TO DO> Copy out all lines of the records in which the word "name" appears.

Entries with figure data
++++++++++++++++++++
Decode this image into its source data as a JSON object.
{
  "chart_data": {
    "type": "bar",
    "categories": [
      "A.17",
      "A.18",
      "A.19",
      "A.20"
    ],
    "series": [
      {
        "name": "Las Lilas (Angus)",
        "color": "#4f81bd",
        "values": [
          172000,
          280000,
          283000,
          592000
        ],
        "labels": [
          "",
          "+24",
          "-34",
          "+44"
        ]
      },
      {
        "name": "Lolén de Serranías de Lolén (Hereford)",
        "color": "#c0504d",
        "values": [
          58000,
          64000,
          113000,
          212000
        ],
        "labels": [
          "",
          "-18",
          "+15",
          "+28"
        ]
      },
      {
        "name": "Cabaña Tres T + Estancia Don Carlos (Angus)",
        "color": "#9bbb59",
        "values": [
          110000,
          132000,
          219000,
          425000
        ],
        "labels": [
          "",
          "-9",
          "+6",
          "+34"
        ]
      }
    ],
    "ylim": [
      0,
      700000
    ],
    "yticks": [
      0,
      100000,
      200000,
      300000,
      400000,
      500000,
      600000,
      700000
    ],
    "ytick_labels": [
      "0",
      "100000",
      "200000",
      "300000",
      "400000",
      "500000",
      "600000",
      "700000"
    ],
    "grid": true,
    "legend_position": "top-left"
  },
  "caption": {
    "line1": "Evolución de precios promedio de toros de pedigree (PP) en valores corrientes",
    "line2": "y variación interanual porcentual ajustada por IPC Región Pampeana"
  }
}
++++++++++++++++++++
SOLUTION TO THIS TASK>
        "name": "Las Lilas (Angus)",
        "name": "Lolén de Serranías de Lolén (Hereford)",
        "name": "Cabaña Tres T + Estancia Don Carlos (Angus)",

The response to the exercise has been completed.